# Work required
Copy each line below in which the word "macro" occurs.

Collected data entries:
════════════════════

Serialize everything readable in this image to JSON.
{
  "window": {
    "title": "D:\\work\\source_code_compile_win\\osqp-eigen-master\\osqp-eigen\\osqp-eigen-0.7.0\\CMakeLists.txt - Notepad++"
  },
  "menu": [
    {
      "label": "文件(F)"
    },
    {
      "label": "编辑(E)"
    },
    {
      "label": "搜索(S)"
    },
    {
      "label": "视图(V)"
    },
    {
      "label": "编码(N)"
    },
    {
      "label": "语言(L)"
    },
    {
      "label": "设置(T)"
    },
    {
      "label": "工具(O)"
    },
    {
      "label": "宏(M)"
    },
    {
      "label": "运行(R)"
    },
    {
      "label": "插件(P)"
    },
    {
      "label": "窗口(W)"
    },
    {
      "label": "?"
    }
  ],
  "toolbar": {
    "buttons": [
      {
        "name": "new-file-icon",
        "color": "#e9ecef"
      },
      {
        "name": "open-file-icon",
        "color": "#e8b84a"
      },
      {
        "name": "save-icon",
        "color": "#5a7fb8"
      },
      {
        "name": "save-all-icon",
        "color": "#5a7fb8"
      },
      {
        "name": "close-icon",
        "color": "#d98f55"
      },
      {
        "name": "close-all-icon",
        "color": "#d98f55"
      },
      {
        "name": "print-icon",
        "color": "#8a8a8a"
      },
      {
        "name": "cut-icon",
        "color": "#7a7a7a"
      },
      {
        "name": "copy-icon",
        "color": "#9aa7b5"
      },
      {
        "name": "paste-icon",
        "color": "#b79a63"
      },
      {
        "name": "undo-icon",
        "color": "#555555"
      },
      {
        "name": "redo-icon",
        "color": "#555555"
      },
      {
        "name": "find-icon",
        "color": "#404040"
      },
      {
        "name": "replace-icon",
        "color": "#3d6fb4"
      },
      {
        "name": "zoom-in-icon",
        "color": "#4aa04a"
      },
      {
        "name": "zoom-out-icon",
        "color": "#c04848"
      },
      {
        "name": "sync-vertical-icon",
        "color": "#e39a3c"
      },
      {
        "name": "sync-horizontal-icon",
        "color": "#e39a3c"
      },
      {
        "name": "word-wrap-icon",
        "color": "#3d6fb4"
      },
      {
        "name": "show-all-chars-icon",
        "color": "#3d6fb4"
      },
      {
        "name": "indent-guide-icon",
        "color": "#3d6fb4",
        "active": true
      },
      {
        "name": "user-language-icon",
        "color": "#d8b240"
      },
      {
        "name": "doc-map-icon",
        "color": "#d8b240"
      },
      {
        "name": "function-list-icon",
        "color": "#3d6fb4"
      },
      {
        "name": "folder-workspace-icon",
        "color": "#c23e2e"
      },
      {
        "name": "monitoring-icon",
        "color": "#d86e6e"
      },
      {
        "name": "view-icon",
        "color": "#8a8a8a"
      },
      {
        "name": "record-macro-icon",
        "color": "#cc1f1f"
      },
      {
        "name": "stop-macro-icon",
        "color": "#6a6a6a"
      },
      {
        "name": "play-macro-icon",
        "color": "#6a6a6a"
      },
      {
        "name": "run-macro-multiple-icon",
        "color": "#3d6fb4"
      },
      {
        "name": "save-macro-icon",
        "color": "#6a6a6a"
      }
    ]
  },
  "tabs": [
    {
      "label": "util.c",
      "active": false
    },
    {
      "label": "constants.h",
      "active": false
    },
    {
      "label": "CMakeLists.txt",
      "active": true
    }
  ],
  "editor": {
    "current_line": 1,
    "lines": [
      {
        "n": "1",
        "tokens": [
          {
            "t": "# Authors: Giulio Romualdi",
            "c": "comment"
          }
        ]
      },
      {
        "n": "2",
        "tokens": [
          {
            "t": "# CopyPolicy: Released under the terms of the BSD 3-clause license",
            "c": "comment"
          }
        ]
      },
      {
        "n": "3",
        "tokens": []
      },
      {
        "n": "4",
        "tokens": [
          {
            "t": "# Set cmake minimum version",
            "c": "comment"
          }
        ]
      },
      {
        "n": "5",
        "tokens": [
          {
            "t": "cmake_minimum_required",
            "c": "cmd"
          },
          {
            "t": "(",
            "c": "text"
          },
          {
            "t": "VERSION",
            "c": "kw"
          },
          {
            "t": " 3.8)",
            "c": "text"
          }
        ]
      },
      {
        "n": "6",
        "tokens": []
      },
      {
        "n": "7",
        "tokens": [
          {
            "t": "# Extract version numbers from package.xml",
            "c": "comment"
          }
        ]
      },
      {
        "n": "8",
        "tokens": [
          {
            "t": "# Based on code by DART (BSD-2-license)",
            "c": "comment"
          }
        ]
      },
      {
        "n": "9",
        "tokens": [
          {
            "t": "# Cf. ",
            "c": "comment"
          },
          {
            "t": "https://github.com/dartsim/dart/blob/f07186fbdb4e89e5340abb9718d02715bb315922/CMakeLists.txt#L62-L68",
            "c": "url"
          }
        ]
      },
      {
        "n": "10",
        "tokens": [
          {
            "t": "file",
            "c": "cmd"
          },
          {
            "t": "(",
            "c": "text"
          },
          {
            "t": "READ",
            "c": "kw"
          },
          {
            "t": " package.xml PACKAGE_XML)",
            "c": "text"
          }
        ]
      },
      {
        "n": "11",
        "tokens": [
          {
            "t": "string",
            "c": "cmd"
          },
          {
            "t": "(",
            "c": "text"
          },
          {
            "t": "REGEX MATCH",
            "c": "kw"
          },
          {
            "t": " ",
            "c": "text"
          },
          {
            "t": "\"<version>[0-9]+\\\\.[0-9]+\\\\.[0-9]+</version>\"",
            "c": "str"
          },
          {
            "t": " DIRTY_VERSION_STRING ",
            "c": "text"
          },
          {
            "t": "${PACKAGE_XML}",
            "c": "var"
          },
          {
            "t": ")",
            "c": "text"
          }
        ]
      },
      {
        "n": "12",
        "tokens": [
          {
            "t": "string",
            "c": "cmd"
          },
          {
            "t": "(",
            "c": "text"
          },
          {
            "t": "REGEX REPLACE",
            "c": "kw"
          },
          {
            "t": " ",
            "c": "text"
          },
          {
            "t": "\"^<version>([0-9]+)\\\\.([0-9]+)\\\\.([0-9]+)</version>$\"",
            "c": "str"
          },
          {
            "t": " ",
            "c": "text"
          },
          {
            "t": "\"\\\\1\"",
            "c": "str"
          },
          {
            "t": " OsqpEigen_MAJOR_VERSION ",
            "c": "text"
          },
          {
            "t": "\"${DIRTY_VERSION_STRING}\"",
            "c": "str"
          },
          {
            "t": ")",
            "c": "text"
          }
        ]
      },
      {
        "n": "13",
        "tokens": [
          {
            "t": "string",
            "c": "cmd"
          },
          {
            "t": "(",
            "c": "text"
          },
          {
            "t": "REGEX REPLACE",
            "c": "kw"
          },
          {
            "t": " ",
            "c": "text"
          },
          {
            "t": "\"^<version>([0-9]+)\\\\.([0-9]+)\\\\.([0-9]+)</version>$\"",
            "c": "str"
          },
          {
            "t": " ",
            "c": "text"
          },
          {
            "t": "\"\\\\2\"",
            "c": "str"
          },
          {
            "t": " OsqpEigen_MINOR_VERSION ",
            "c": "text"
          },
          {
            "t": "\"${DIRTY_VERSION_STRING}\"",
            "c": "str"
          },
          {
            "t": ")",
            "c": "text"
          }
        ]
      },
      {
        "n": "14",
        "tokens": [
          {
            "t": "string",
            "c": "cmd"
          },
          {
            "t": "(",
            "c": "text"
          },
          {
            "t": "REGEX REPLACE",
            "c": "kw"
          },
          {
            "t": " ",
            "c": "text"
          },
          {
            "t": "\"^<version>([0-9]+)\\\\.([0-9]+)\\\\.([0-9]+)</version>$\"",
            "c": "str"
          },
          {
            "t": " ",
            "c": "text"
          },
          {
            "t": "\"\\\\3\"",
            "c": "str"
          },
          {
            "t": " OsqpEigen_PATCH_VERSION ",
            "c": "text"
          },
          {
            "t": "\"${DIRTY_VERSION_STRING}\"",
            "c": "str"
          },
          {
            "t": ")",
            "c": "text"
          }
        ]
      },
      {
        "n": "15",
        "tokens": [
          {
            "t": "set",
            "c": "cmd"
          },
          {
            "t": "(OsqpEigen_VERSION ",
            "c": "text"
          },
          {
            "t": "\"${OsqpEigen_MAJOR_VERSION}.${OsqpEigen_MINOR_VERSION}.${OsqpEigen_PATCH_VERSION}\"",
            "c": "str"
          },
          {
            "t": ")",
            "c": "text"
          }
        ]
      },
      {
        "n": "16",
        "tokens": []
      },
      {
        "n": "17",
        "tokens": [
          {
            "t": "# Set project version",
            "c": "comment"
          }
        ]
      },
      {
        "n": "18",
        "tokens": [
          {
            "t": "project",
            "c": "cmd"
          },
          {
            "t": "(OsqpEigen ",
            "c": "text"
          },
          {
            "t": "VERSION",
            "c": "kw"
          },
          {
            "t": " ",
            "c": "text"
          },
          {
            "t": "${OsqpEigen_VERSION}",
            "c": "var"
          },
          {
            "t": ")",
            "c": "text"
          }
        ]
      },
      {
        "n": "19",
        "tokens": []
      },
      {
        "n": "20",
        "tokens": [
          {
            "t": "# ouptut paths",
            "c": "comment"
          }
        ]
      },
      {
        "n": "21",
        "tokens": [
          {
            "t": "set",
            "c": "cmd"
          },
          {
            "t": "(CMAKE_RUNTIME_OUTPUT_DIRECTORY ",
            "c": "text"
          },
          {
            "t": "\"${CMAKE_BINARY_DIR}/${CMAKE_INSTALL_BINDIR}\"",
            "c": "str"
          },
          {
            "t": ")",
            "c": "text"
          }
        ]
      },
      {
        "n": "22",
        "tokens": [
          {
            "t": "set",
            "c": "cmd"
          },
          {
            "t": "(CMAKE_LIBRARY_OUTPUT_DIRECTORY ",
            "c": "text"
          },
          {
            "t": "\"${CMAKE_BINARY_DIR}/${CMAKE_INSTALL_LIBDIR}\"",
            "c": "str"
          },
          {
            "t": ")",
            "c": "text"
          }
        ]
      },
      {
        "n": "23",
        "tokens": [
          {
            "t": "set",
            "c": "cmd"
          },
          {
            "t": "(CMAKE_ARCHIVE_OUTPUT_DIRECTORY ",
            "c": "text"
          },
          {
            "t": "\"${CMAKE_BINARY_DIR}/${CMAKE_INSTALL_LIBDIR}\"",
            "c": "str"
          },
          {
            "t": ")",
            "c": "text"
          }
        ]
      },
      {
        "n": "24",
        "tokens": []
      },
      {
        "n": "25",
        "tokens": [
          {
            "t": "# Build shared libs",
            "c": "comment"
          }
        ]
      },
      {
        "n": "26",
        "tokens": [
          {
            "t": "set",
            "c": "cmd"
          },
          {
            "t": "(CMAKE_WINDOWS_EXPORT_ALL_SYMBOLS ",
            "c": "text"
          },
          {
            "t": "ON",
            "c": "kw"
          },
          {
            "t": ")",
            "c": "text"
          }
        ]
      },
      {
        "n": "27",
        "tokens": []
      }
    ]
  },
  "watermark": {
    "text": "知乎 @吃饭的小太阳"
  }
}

════════════════════

# Final result
        "name": "record-macro-icon",
        "name": "stop-macro-icon",
        "name": "play-macro-icon",
        "name": "run-macro-multiple-icon",
        "name": "save-macro-icon",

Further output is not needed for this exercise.